_DIRECTIONS:_ Your task is to retype each line of the data below exactly.

_GIVEN ENTRIES:_
::::::
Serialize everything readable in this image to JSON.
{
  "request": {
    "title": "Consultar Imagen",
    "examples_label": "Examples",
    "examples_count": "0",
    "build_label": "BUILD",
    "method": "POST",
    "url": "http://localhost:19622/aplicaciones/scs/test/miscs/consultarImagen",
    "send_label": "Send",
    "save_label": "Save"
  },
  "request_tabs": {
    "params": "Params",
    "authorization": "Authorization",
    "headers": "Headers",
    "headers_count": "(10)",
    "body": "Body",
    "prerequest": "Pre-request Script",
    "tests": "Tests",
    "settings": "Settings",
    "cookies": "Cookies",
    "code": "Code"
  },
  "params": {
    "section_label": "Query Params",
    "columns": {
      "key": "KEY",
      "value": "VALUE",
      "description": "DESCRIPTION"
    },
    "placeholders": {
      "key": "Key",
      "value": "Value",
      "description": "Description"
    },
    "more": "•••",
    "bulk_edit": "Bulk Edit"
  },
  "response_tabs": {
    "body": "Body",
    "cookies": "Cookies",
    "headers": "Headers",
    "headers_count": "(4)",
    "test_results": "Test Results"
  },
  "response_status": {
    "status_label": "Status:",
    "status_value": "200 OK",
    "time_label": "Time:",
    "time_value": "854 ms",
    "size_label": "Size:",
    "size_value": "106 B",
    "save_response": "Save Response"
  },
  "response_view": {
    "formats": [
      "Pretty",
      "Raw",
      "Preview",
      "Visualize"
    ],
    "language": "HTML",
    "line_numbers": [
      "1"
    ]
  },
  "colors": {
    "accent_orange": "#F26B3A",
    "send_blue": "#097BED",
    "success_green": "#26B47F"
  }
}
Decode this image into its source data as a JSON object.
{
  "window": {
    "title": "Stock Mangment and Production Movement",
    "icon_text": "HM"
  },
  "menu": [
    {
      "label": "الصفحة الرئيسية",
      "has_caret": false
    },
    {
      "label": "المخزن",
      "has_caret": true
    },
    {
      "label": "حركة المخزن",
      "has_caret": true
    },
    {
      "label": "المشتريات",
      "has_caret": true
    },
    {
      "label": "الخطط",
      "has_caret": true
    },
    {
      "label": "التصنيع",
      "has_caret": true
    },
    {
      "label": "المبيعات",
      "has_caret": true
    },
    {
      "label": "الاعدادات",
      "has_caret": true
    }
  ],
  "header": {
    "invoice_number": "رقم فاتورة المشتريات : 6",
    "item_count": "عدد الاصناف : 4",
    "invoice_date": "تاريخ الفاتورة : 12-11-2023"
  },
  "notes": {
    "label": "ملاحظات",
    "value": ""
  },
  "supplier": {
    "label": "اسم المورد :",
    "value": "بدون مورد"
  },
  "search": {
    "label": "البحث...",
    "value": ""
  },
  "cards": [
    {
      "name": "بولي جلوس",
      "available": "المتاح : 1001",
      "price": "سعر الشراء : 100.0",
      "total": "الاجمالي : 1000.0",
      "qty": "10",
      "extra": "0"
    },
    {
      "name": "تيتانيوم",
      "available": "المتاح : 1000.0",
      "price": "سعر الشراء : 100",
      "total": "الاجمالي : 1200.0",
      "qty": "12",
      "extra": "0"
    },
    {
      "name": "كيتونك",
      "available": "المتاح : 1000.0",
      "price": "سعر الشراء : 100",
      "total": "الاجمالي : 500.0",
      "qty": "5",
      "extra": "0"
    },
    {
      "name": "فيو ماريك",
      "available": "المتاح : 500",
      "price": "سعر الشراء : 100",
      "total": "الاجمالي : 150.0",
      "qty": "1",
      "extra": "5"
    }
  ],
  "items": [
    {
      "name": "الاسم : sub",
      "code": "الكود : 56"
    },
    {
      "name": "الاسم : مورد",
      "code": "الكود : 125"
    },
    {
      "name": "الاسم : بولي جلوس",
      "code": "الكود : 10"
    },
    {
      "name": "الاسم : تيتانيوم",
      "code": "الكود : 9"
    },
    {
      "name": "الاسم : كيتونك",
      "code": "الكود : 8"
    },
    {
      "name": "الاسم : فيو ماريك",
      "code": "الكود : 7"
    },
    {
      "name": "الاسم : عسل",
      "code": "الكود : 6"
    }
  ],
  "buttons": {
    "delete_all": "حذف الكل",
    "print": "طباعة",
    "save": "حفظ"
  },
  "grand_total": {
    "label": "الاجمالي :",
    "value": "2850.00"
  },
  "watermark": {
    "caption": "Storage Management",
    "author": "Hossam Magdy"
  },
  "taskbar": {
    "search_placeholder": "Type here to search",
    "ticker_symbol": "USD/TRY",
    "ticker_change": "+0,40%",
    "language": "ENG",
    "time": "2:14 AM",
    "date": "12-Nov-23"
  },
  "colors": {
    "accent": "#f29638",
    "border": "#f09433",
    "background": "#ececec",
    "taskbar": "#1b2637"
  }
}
::::::
_EXERCISE RESPONSE:_
Serialize everything readable in this image to JSON.
{
  "request": {
    "title": "Consultar Imagen",
    "examples_label": "Examples",
    "examples_count": "0",
    "build_label": "BUILD",
    "method": "POST",
    "url": "http://localhost:19622/aplicaciones/scs/test/miscs/consultarImagen",
    "send_label": "Send",
    "save_label": "Save"
  },
  "request_tabs": {
    "params": "Params",
    "authorization": "Authorization",
    "headers": "Headers",
    "headers_count": "(10)",
    "body": "Body",
    "prerequest": "Pre-request Script",
    "tests": "Tests",
    "settings": "Settings",
    "cookies": "Cookies",
    "code": "Code"
  },
  "params": {
    "section_label": "Query Params",
    "columns": {
      "key": "KEY",
      "value": "VALUE",
      "description": "DESCRIPTION"
    },
    "placeholders": {
      "key": "Key",
      "value": "Value",
      "description": "Description"
    },
    "more": "•••",
    "bulk_edit": "Bulk Edit"
  },
  "response_tabs": {
    "body": "Body",
    "cookies": "Cookies",
    "headers": "Headers",
    "headers_count": "(4)",
    "test_results": "Test Results"
  },
  "response_status": {
    "status_label": "Status:",
    "status_value": "200 OK",
    "time_label": "Time:",
    "time_value": "854 ms",
    "size_label": "Size:",
    "size_value": "106 B",
    "save_response": "Save Response"
  },
  "response_view": {
    "formats": [
      "Pretty",
      "Raw",
      "Preview",
      "Visualize"
    ],
    "language": "HTML",
    "line_numbers": [
      "1"
    ]
  },
  "colors": {
    "accent_orange": "#F26B3A",
    "send_blue": "#097BED",
    "success_green": "#26B47F"
  }
}
Decode this image into its source data as a JSON object.
{
  "window": {
    "title": "Stock Mangment and Production Movement",
    "icon_text": "HM"
  },
  "menu": [
    {
      "label": "الصفحة الرئيسية",
      "has_caret": false
    },
    {
      "label": "المخزن",
      "has_caret": true
    },
    {
      "label": "حركة المخزن",
      "has_caret": true
    },
    {
      "label": "المشتريات",
      "has_caret": true
    },
    {
      "label": "الخطط",
      "has_caret": true
    },
    {
      "label": "التصنيع",
      "has_caret": true
    },
    {
      "label": "المبيعات",
      "has_caret": true
    },
    {
      "label": "الاعدادات",
      "has_caret": true
    }
  ],
  "header": {
    "invoice_number": "رقم فاتورة المشتريات : 6",
    "item_count": "عدد الاصناف : 4",
    "invoice_date": "تاريخ الفاتورة : 12-11-2023"
  },
  "notes": {
    "label": "ملاحظات",
    "value": ""
  },
  "supplier": {
    "label": "اسم المورد :",
    "value": "بدون مورد"
  },
  "search": {
    "label": "البحث...",
    "value": ""
  },
  "cards": [
    {
      "name": "بولي جلوس",
      "available": "المتاح : 1001",
      "price": "سعر الشراء : 100.0",
      "total": "الاجمالي : 1000.0",
      "qty": "10",
      "extra": "0"
    },
    {
      "name": "تيتانيوم",
      "available": "المتاح : 1000.0",
      "price": "سعر الشراء : 100",
      "total": "الاجمالي : 1200.0",
      "qty": "12",
      "extra": "0"
    },
    {
      "name": "كيتونك",
      "available": "المتاح : 1000.0",
      "price": "سعر الشراء : 100",
      "total": "الاجمالي : 500.0",
      "qty": "5",
      "extra": "0"
    },
    {
      "name": "فيو ماريك",
      "available": "المتاح : 500",
      "price": "سعر الشراء : 100",
      "total": "الاجمالي : 150.0",
      "qty": "1",
      "extra": "5"
    }
  ],
  "items": [
    {
      "name": "الاسم : sub",
      "code": "الكود : 56"
    },
    {
      "name": "الاسم : مورد",
      "code": "الكود : 125"
    },
    {
      "name": "الاسم : بولي جلوس",
      "code": "الكود : 10"
    },
    {
      "name": "الاسم : تيتانيوم",
      "code": "الكود : 9"
    },
    {
      "name": "الاسم : كيتونك",
      "code": "الكود : 8"
    },
    {
      "name": "الاسم : فيو ماريك",
      "code": "الكود : 7"
    },
    {
      "name": "الاسم : عسل",
      "code": "الكود : 6"
    }
  ],
  "buttons": {
    "delete_all": "حذف الكل",
    "print": "طباعة",
    "save": "حفظ"
  },
  "grand_total": {
    "label": "الاجمالي :",
    "value": "2850.00"
  },
  "watermark": {
    "caption": "Storage Management",
    "author": "Hossam Magdy"
  },
  "taskbar": {
    "search_placeholder": "Type here to search",
    "ticker_symbol": "USD/TRY",
    "ticker_change": "+0,40%",
    "language": "ENG",
    "time": "2:14 AM",
    "date": "12-Nov-23"
  },
  "colors": {
    "accent": "#f29638",
    "border": "#f09433",
    "background": "#ececec",
    "taskbar": "#1b2637"
  }
}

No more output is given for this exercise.